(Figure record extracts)
"""

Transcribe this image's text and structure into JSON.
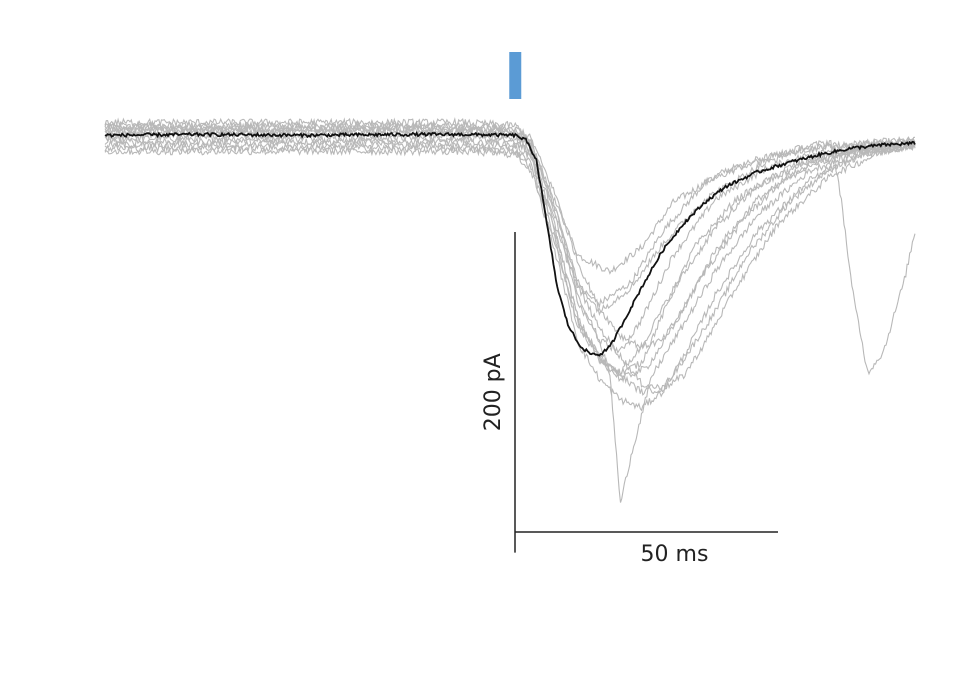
{
  "chart_data": {
    "type": "line",
    "title": "",
    "xlabel": "",
    "ylabel": "",
    "x_unit": "ms",
    "y_unit": "pA",
    "xlim": [
      -78,
      76
    ],
    "ylim": [
      -240,
      22
    ],
    "grid": false,
    "legend": "none",
    "stimulus": {
      "onset_ms": 0,
      "duration_ms": 2,
      "color": "#5b9bd5"
    },
    "scale_bars": {
      "y": {
        "value": 200,
        "label": "200 pA"
      },
      "x": {
        "value": 50,
        "label": "50 ms"
      }
    },
    "trace_colors": {
      "individual": "#b8b8b8",
      "average": "#111111"
    },
    "traces": [
      {
        "x": [
          -78,
          -10,
          0,
          3,
          8,
          12,
          18,
          24,
          30,
          40,
          50,
          60,
          70,
          76
        ],
        "y": [
          5,
          5,
          3,
          -5,
          -45,
          -75,
          -85,
          -70,
          -42,
          -22,
          -12,
          -7,
          -4,
          -3
        ]
      },
      {
        "x": [
          -78,
          -10,
          0,
          3,
          8,
          12,
          16,
          22,
          28,
          36,
          46,
          56,
          66,
          76
        ],
        "y": [
          -2,
          -2,
          -4,
          -12,
          -60,
          -95,
          -105,
          -92,
          -60,
          -30,
          -15,
          -8,
          -5,
          -4
        ]
      },
      {
        "x": [
          -78,
          -10,
          0,
          3,
          8,
          12,
          16,
          20,
          24,
          30,
          38,
          48,
          58,
          68,
          76
        ],
        "y": [
          2,
          2,
          0,
          -10,
          -55,
          -105,
          -128,
          -135,
          -115,
          -75,
          -40,
          -20,
          -10,
          -6,
          -4
        ]
      },
      {
        "x": [
          -78,
          -10,
          0,
          3,
          8,
          12,
          16,
          20,
          24,
          28,
          34,
          42,
          52,
          62,
          76
        ],
        "y": [
          -4,
          -4,
          -6,
          -14,
          -65,
          -115,
          -138,
          -148,
          -142,
          -112,
          -70,
          -40,
          -20,
          -10,
          -5
        ]
      },
      {
        "x": [
          -78,
          -10,
          0,
          3,
          8,
          12,
          16,
          20,
          24,
          28,
          32,
          38,
          46,
          56,
          66,
          76
        ],
        "y": [
          8,
          8,
          6,
          -2,
          -40,
          -80,
          -108,
          -125,
          -132,
          -128,
          -108,
          -72,
          -40,
          -18,
          -8,
          -5
        ]
      },
      {
        "x": [
          -78,
          -10,
          0,
          3,
          8,
          12,
          16,
          20,
          25,
          30,
          36,
          44,
          52,
          62,
          76
        ],
        "y": [
          -6,
          -6,
          -8,
          -18,
          -70,
          -118,
          -140,
          -152,
          -145,
          -120,
          -85,
          -50,
          -25,
          -12,
          -6
        ]
      },
      {
        "x": [
          -78,
          -10,
          0,
          3,
          8,
          12,
          16,
          20,
          24,
          28,
          32,
          36,
          42,
          50,
          60,
          70,
          76
        ],
        "y": [
          4,
          4,
          2,
          -6,
          -50,
          -95,
          -120,
          -138,
          -155,
          -158,
          -150,
          -130,
          -95,
          -55,
          -25,
          -10,
          -6
        ]
      },
      {
        "x": [
          -78,
          -10,
          0,
          3,
          8,
          12,
          16,
          20,
          24,
          28,
          32,
          38,
          46,
          56,
          66,
          76
        ],
        "y": [
          -8,
          -8,
          -10,
          -20,
          -78,
          -130,
          -152,
          -165,
          -170,
          -160,
          -138,
          -100,
          -60,
          -28,
          -12,
          -7
        ]
      },
      {
        "x": [
          -78,
          -10,
          0,
          3,
          8,
          12,
          16,
          18,
          20,
          22,
          26,
          32,
          38,
          46,
          56,
          66,
          76
        ],
        "y": [
          6,
          6,
          4,
          -4,
          -50,
          -100,
          -128,
          -150,
          -230,
          -200,
          -150,
          -118,
          -85,
          -50,
          -22,
          -10,
          -6
        ]
      },
      {
        "x": [
          -78,
          -10,
          0,
          3,
          8,
          12,
          16,
          20,
          24,
          28,
          32,
          38,
          44,
          52,
          60,
          68,
          76
        ],
        "y": [
          0,
          0,
          -2,
          -12,
          -65,
          -115,
          -138,
          -150,
          -160,
          -158,
          -140,
          -110,
          -75,
          -42,
          -20,
          -10,
          -6
        ]
      },
      {
        "x": [
          -78,
          -10,
          0,
          3,
          8,
          12,
          16,
          22,
          28,
          36,
          46,
          54,
          60,
          62,
          64,
          67,
          70,
          74,
          76
        ],
        "y": [
          3,
          3,
          1,
          -6,
          -52,
          -92,
          -110,
          -95,
          -68,
          -40,
          -20,
          -8,
          -4,
          -40,
          -95,
          -148,
          -135,
          -90,
          -60
        ]
      },
      {
        "x": [
          -78,
          -10,
          0,
          3,
          8,
          12,
          16,
          20,
          24,
          30,
          38,
          46,
          56,
          66,
          76
        ],
        "y": [
          -10,
          -10,
          -12,
          -22,
          -72,
          -120,
          -140,
          -148,
          -132,
          -96,
          -58,
          -32,
          -16,
          -9,
          -6
        ]
      }
    ],
    "average": {
      "x": [
        -78,
        -60,
        -40,
        -20,
        -10,
        0,
        2,
        4,
        6,
        8,
        10,
        12,
        14,
        16,
        18,
        20,
        24,
        28,
        32,
        36,
        40,
        46,
        52,
        58,
        64,
        70,
        76
      ],
      "y": [
        0,
        0.5,
        0,
        0.5,
        0.5,
        0,
        -3,
        -15,
        -55,
        -95,
        -118,
        -130,
        -136,
        -137,
        -132,
        -120,
        -95,
        -72,
        -55,
        -42,
        -32,
        -23,
        -17,
        -12,
        -8,
        -6,
        -5
      ]
    }
  }
}
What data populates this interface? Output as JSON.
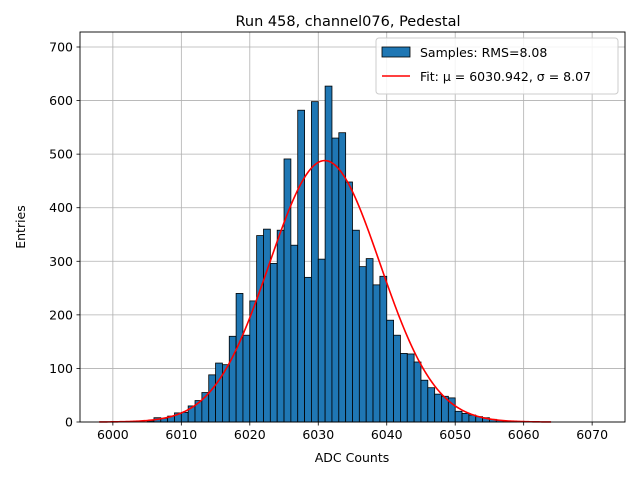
{
  "chart_data": {
    "type": "bar",
    "title": "Run 458, channel076, Pedestal",
    "xlabel": "ADC Counts",
    "ylabel": "Entries",
    "xlim": [
      5995.2,
      6074.8
    ],
    "ylim": [
      0,
      728
    ],
    "xticks": [
      6000,
      6010,
      6020,
      6030,
      6040,
      6050,
      6060,
      6070
    ],
    "yticks": [
      0,
      100,
      200,
      300,
      400,
      500,
      600,
      700
    ],
    "grid": true,
    "legend_position": "top-right",
    "series": [
      {
        "name": "Samples: RMS=8.08",
        "kind": "histogram",
        "color": "#1f77b4",
        "edgecolor": "#000000",
        "bin_width": 1,
        "x": [
          6005,
          6006,
          6007,
          6008,
          6009,
          6010,
          6011,
          6012,
          6013,
          6014,
          6015,
          6016,
          6017,
          6018,
          6019,
          6020,
          6021,
          6022,
          6023,
          6024,
          6025,
          6026,
          6027,
          6028,
          6029,
          6030,
          6031,
          6032,
          6033,
          6034,
          6035,
          6036,
          6037,
          6038,
          6039,
          6040,
          6041,
          6042,
          6043,
          6044,
          6045,
          6046,
          6047,
          6048,
          6049,
          6050,
          6051,
          6052,
          6053,
          6054,
          6055,
          6056,
          6057,
          6058
        ],
        "values": [
          2,
          8,
          7,
          11,
          17,
          18,
          30,
          40,
          55,
          88,
          110,
          107,
          160,
          240,
          162,
          226,
          348,
          360,
          296,
          358,
          491,
          330,
          582,
          270,
          598,
          304,
          627,
          530,
          540,
          448,
          358,
          290,
          305,
          256,
          272,
          190,
          162,
          128,
          127,
          112,
          78,
          64,
          52,
          48,
          45,
          20,
          16,
          13,
          10,
          8,
          5,
          3,
          2,
          1
        ]
      },
      {
        "name": "Fit: μ = 6030.942, σ = 8.07",
        "kind": "gaussian",
        "color": "#ff0000",
        "mu": 6030.942,
        "sigma": 8.07,
        "amplitude": 488,
        "x_range": [
          5998,
          6064
        ]
      }
    ]
  }
}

"""

* TASK DESCRIPTION: Show each line of the listing that holds the string "name".

* TASK RESPONSE:
        "name": "Samples: RMS=8.08",
        "name": "Fit: μ = 6030.942, σ = 8.07",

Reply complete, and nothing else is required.